* Exercise *
Which lines of the listing below contain the word "nearest"? Return them.
--- Data for this exercise ---
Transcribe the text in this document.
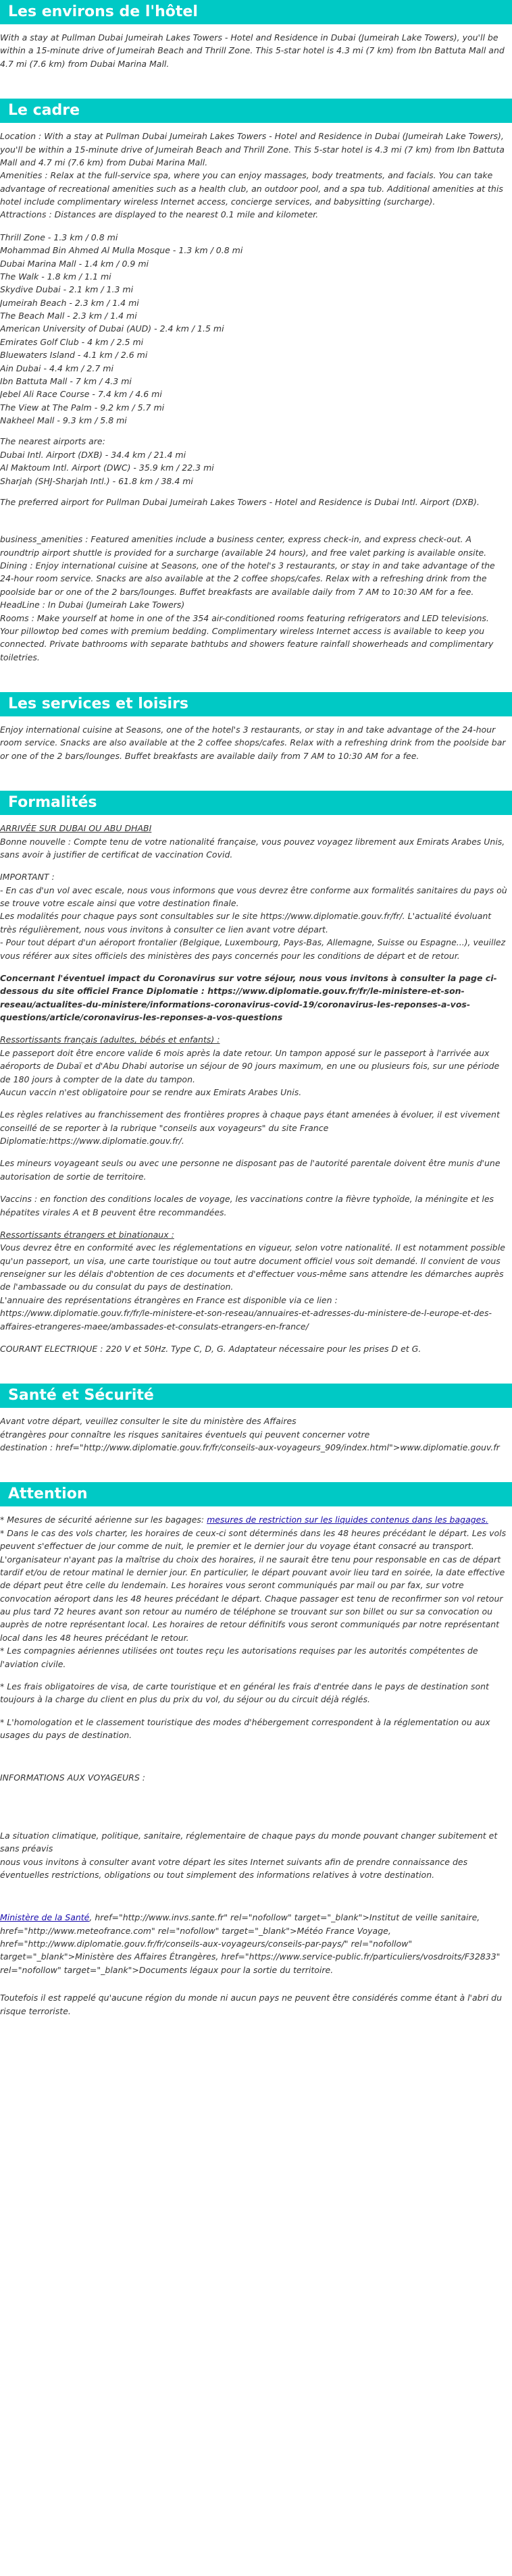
Les environs de l'hôtel

With a stay at Pullman Dubai Jumeirah Lakes Towers - Hotel and Residence in Dubai (Jumeirah Lake Towers), you'll be within a 15-minute drive of Jumeirah Beach and Thrill Zone. This 5-star hotel is 4.3 mi (7 km) from Ibn Battuta Mall and 4.7 mi (7.6 km) from Dubai Marina Mall.

Le cadre

Location : With a stay at Pullman Dubai Jumeirah Lakes Towers - Hotel and Residence in Dubai (Jumeirah Lake Towers), you'll be within a 15-minute drive of Jumeirah Beach and Thrill Zone. This 5-star hotel is 4.3 mi (7 km) from Ibn Battuta Mall and 4.7 mi (7.6 km) from Dubai Marina Mall.

Amenities : Relax at the full-service spa, where you can enjoy massages, body treatments, and facials. You can take advantage of recreational amenities such as a health club, an outdoor pool, and a spa tub. Additional amenities at this hotel include complimentary wireless Internet access, concierge services, and babysitting (surcharge).

Attractions : Distances are displayed to the nearest 0.1 mile and kilometer.

Thrill Zone - 1.3 km / 0.8 mi
Mohammad Bin Ahmed Al Mulla Mosque - 1.3 km / 0.8 mi
Dubai Marina Mall - 1.4 km / 0.9 mi
The Walk - 1.8 km / 1.1 mi
Skydive Dubai - 2.1 km / 1.3 mi
Jumeirah Beach - 2.3 km / 1.4 mi
The Beach Mall - 2.3 km / 1.4 mi
American University of Dubai (AUD) - 2.4 km / 1.5 mi
Emirates Golf Club - 4 km / 2.5 mi
Bluewaters Island - 4.1 km / 2.6 mi
Ain Dubai - 4.4 km / 2.7 mi
Ibn Battuta Mall - 7 km / 4.3 mi
Jebel Ali Race Course - 7.4 km / 4.6 mi
The View at The Palm - 9.2 km / 5.7 mi
Nakheel Mall - 9.3 km / 5.8 mi
The nearest airports are:
Dubai Intl. Airport (DXB) - 34.4 km / 21.4 mi
Al Maktoum Intl. Airport (DWC) - 35.9 km / 22.3 mi
Sharjah (SHJ-Sharjah Intl.) - 61.8 km / 38.4 mi

The preferred airport for Pullman Dubai Jumeirah Lakes Towers - Hotel and Residence is Dubai Intl. Airport (DXB).

business_amenities : Featured amenities include a business center, express check-in, and express check-out. A roundtrip airport shuttle is provided for a surcharge (available 24 hours), and free valet parking is available onsite.

Dining : Enjoy international cuisine at Seasons, one of the hotel's 3 restaurants, or stay in and take advantage of the 24-hour room service. Snacks are also available at the 2 coffee shops/cafes. Relax with a refreshing drink from the poolside bar or one of the 2 bars/lounges. Buffet breakfasts are available daily from 7 AM to 10:30 AM for a fee.

HeadLine : In Dubai (Jumeirah Lake Towers)

Rooms : Make yourself at home in one of the 354 air-conditioned rooms featuring refrigerators and LED televisions. Your pillowtop bed comes with premium bedding. Complimentary wireless Internet access is available to keep you connected. Private bathrooms with separate bathtubs and showers feature rainfall showerheads and complimentary toiletries.

Les services et loisirs

Enjoy international cuisine at Seasons, one of the hotel's 3 restaurants, or stay in and take advantage of the 24-hour room service. Snacks are also available at the 2 coffee shops/cafes. Relax with a refreshing drink from the poolside bar or one of the 2 bars/lounges. Buffet breakfasts are available daily from 7 AM to 10:30 AM for a fee.

Formalités

ARRIVÉE SUR DUBAI OU ABU DHABI

Bonne nouvelle : Compte tenu de votre nationalité française, vous pouvez voyagez librement aux Emirats Arabes Unis, sans avoir à justifier de certificat de vaccination Covid.

IMPORTANT :

- En cas d'un vol avec escale, nous vous informons que vous devrez être conforme aux formalités sanitaires du pays où se trouve votre escale ainsi que votre destination finale.

Les modalités pour chaque pays sont consultables sur le site https://www.diplomatie.gouv.fr/fr/. L'actualité évoluant très régulièrement, nous vous invitons à consulter ce lien avant votre départ.

- Pour tout départ d'un aéroport frontalier (Belgique, Luxembourg, Pays-Bas, Allemagne, Suisse ou Espagne...), veuillez vous référer aux sites officiels des ministères des pays concernés pour les conditions de départ et de retour.

Concernant l'éventuel impact du Coronavirus sur votre séjour, nous vous invitons à consulter la page ci-dessous du site officiel France Diplomatie : https://www.diplomatie.gouv.fr/fr/le-ministere-et-son-reseau/actualites-du-ministere/informations-coronavirus-covid-19/coronavirus-les-reponses-a-vos-questions/article/coronavirus-les-reponses-a-vos-questions

Ressortissants français (adultes, bébés et enfants) :

Le passeport doit être encore valide 6 mois après la date retour. Un tampon apposé sur le passeport à l'arrivée aux aéroports de Dubaï et d'Abu Dhabi autorise un séjour de 90 jours maximum, en une ou plusieurs fois, sur une période de 180 jours à compter de la date du tampon.

Aucun vaccin n'est obligatoire pour se rendre aux Emirats Arabes Unis.

Les règles relatives au franchissement des frontières propres à chaque pays étant amenées à évoluer, il est vivement conseillé de se reporter à la rubrique "conseils aux voyageurs" du site France Diplomatie:https://www.diplomatie.gouv.fr/.

Les mineurs voyageant seuls ou avec une personne ne disposant pas de l'autorité parentale doivent être munis d'une autorisation de sortie de territoire.

Vaccins : en fonction des conditions locales de voyage, les vaccinations contre la fièvre typhoïde, la méningite et les hépatites virales A et B peuvent être recommandées.

Ressortissants étrangers et binationaux :

Vous devrez être en conformité avec les réglementations en vigueur, selon votre nationalité. Il est notamment possible qu'un passeport, un visa, une carte touristique ou tout autre document officiel vous soit demandé. Il convient de vous renseigner sur les délais d'obtention de ces documents et d'effectuer vous-même sans attendre les démarches auprès de l'ambassade ou du consulat du pays de destination.

L'annuaire des représentations étrangères en France est disponible via ce lien :

https://www.diplomatie.gouv.fr/fr/le-ministere-et-son-reseau/annuaires-et-adresses-du-ministere-de-l-europe-et-des-affaires-etrangeres-maee/ambassades-et-consulats-etrangers-en-france/

COURANT ELECTRIQUE : 220 V et 50Hz. Type C, D, G. Adaptateur nécessaire pour les prises D et G.

Santé et Sécurité

Avant votre départ, veuillez consulter le site du ministère des Affaires

étrangères pour connaître les risques sanitaires éventuels qui peuvent concerner votre

destination : href="http://www.diplomatie.gouv.fr/fr/conseils-aux-voyageurs_909/index.html">www.diplomatie.gouv.fr

Attention

* Mesures de sécurité aérienne sur les bagages: mesures de restriction sur les liquides contenus dans les bagages.

* Dans le cas des vols charter, les horaires de ceux-ci sont déterminés dans les 48 heures précédant le départ. Les vols peuvent s'effectuer de jour comme de nuit, le premier et le dernier jour du voyage étant consacré au transport. L'organisateur n'ayant pas la maîtrise du choix des horaires, il ne saurait être tenu pour responsable en cas de départ tardif et/ou de retour matinal le dernier jour. En particulier, le départ pouvant avoir lieu tard en soirée, la date effective de départ peut être celle du lendemain. Les horaires vous seront communiqués par mail ou par fax, sur votre convocation aéroport dans les 48 heures précédant le départ. Chaque passager est tenu de reconfirmer son vol retour au plus tard 72 heures avant son retour au numéro de téléphone se trouvant sur son billet ou sur sa convocation ou auprès de notre représentant local. Les horaires de retour définitifs vous seront communiqués par notre représentant local dans les 48 heures précédant le retour.

* Les compagnies aériennes utilisées ont toutes reçu les autorisations requises par les autorités compétentes de l'aviation civile.

* Les frais obligatoires de visa, de carte touristique et en général les frais d'entrée dans le pays de destination sont toujours à la charge du client en plus du prix du vol, du séjour ou du circuit déjà réglés.

* L'homologation et le classement touristique des modes d'hébergement correspondent à la réglementation ou aux usages du pays de destination.

INFORMATIONS AUX VOYAGEURS :

La situation climatique, politique, sanitaire, réglementaire de chaque pays du monde pouvant changer subitement et sans préavis

nous vous invitons à consulter avant votre départ les sites Internet suivants afin de prendre connaissance des éventuelles restrictions, obligations ou tout simplement des informations relatives à votre destination.

Ministère de la Santé, href="http://www.invs.sante.fr" rel="nofollow" target="_blank">Institut de veille sanitaire, href="http://www.meteofrance.com" rel="nofollow" target="_blank">Météo France Voyage, href="http://www.diplomatie.gouv.fr/fr/conseils-aux-voyageurs/conseils-par-pays/" rel="nofollow" target="_blank">Ministère des Affaires Étrangères, href="https://www.service-public.fr/particuliers/vosdroits/F32833" rel="nofollow" target="_blank">Documents légaux pour la sortie du territoire.

Toutefois il est rappelé qu'aucune région du monde ni aucun pays ne peuvent être considérés comme étant à l'abri du risque terroriste.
---
* Result for this task *
Attractions : Distances are displayed to the nearest 0.1 mile and kilometer.
The nearest airports are:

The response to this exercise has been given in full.